(EXTRAIT CHOISI):
Les personnages vont parfois jusqu’à s’extraire du carcan du fictif, conscients d’être dans un comic-book : « C’est une longue histoire, okay ? Prends le temps de lire le livre un jour. » (« It’s a long story, okay ?? Read the book sometime. », Volume 2), « Il est presque 3h30 et nous sommes ici depuis un quart de ce livre » (« It’s almost 3 :30 and we’ve been here for a quarter of this book », Volume 3), il est donc récurrent que certains personnages fassent référence à un volume précédent pour expliquer (ou justement ne pas avoir à le faire) ce qu’il se passe au moment présent.

Autre personnage important : Toronto. L’atmosphère même de la ville influence l’ambiance de la série. Le fait que l’action se déroule dans des lieux existants, de la salle de concert Lee’s Palace (volume 2) au magasin Honest Ed’s (volume 3) ou encore le bar Sneaky Dee’s (volume 4), ancre davantage l’histoire dans la vie normale et crédible, en en faisant presque une réalité alternée.

Scott Pilgrim’s Finest Hour : Scott vs. The final boss !

L’ultime tome de Scott Pilgrim est paru le 20 juillet dernier et il est nécessaire d’en parler (garanti sans spoiler).
Tout au long de la série, de multiples mystères attisaient la curiosité du lecteur. Pourquoi la tête de Ramona brille-t-elle ? Quel est ce double maléfique de Scott qui apparaît à partir du volume 4 ? Qui est vraiment Gideon Gordon Graves ? Au-delà du fait que le 5ème livre s’était clôturé par un véritable cliffhanger, il est toujours délicat pour un auteur de finir une série, de déterminer si oui ou non il doit donner toutes les réponses. Le défi était tel que l’adaptation cinématographique Scott Pilgrim vs. The World était conçue en parallèle (les deux n’auront pas nécessairement la même fin), mais Bryan Lee O’Malley est un génie et c’est sans surprise qu’il a amplement gagné son pari, livrant un dernier tome tout simplement épique et époustouflant. On retiendra particulièrement le style graphique extrêmement travaillé (tout en conservant son côté indie), marquant un bon important dans l’univers de la saga, et ce grâce à l’exploration d’une facette jamais abordée auparavant dans la série, prenant le lecteur par surprise et le scotchant tout simplement à chaque page. Scott Pilgrim’s Finest Hour justifie à lui seul la lecture des 5 premiers tomes.

Évaluation : 100%

Scott Pilgrim est unique, un comic-book millimétré au détail près. C’est une expérience où l’existence se vit comme un jeu vidéo, avec son gameplay. C’est simple, il n’y a pas deux œuvres comme celle-ci… En deux mots ?

FLAWLESS VICTORY !

Partager !

A propos de l'auteur

Image de : "Si un homme traversait le Paradis en songe, qu’il reçut une fleur comme preuve de son passage, et qu’à son réveil, il trouvât cette fleur dans ses mains… que dire alors?"

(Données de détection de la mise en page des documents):
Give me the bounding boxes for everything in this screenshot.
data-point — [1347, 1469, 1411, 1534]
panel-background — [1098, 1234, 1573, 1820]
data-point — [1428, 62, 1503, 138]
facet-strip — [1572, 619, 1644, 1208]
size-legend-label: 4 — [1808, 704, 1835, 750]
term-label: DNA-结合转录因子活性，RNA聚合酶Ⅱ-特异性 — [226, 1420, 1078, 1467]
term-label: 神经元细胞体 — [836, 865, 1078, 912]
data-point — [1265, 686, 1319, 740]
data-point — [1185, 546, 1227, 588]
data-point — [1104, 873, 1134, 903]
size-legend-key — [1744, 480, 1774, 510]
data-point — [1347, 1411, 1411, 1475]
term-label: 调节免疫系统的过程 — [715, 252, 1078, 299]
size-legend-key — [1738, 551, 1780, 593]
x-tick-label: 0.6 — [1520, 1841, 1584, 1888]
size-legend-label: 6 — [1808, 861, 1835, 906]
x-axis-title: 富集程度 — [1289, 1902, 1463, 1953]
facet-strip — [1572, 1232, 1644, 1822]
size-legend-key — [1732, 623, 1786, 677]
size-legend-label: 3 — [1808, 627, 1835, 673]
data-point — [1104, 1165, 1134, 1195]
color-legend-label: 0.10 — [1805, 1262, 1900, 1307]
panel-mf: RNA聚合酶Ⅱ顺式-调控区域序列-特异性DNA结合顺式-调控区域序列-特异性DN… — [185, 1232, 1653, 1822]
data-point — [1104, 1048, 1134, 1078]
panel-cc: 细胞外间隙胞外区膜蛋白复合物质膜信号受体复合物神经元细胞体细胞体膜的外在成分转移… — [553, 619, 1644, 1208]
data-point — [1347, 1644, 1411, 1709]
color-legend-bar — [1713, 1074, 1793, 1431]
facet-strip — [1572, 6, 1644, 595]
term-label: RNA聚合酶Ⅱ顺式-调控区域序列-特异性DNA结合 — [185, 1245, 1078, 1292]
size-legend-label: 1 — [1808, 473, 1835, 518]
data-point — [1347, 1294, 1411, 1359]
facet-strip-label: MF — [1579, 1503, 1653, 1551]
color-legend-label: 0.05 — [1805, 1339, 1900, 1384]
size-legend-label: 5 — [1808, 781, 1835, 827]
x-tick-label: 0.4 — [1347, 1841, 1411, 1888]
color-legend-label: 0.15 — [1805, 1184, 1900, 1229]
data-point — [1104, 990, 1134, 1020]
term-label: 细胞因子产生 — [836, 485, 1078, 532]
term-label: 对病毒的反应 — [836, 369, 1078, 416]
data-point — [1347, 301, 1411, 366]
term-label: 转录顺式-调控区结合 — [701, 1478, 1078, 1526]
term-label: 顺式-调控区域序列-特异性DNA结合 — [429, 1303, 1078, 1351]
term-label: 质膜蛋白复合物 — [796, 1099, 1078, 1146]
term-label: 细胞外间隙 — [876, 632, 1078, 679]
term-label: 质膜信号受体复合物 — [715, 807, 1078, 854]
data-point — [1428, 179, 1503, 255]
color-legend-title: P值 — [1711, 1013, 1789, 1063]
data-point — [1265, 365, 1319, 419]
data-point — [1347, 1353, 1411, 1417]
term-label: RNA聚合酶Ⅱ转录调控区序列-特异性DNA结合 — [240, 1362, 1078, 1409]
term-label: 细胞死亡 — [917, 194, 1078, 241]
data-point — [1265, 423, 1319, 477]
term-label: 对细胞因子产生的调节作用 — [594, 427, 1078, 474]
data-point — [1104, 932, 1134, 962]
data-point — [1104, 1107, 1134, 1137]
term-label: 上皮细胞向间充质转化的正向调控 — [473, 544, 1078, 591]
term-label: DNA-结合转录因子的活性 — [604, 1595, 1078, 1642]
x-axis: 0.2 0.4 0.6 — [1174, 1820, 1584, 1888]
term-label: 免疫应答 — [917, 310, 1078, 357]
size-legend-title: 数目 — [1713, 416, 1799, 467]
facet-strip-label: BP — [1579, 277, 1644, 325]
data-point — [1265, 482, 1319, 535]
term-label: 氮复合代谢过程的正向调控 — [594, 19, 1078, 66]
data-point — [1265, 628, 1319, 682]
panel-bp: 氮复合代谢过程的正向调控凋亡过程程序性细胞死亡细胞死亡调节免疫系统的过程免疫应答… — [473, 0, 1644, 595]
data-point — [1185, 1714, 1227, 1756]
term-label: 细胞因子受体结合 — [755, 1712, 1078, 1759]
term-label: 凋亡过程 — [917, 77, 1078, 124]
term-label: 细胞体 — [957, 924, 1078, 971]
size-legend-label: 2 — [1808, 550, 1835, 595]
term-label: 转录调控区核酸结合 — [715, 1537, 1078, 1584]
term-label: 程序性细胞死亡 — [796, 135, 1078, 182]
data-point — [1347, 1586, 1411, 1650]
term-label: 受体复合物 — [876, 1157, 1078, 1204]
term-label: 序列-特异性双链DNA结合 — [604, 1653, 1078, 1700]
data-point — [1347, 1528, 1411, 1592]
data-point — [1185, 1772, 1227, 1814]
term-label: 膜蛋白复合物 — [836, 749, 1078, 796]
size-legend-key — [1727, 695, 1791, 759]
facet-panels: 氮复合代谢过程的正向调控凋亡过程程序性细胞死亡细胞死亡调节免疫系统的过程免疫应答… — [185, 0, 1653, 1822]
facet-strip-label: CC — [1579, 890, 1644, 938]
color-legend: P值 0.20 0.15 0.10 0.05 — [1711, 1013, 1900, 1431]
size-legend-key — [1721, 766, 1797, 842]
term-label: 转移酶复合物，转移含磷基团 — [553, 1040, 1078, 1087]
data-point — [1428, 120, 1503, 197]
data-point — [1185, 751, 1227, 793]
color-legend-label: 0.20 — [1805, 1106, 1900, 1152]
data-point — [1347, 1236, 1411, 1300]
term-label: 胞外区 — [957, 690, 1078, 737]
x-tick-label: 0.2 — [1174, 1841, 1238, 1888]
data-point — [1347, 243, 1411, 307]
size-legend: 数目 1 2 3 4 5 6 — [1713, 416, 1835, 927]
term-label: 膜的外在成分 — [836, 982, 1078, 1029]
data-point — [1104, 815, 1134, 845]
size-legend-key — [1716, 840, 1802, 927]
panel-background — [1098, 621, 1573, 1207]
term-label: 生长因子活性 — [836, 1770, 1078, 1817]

(EXERCICES):
a - Citez le passage de l'article sur Scott Pilgrim qui s'ouvre sur les mots « Scott Pilgrim’s Finest Hour : Scott » et s'achève sur « (garanti sans spoiler). ».
b - Relevez tous les lieux existants de Toronto que l'article sur Scott Pilgrim mentionne comme cadres de l'action.
c - Répondez brièvement à ces questions sur l'article consacré à Scott Pilgrim.
(i) À quelle date l'ultime tome est-il paru ?
(ii) À partir de quel volume apparaît le double maléfique de Scott ?
(iii) Quelle évaluation l'article attribue-t-il à la série ?

(CORRIGÉ):
a -
Scott Pilgrim’s Finest Hour : Scott vs. The final boss !

L’ultime tome de Scott Pilgrim est paru le 20 juillet dernier et il est nécessaire d’en parler (garanti sans spoiler).

b -
- la salle de concert Lee's Palace (volume 2)
- le magasin Honest Ed's (volume 3)
- le bar Sneaky Dee's (volume 4)

c -
(i) Le 20 juillet.
(ii) À partir du volume 4.
(iii) 100 %.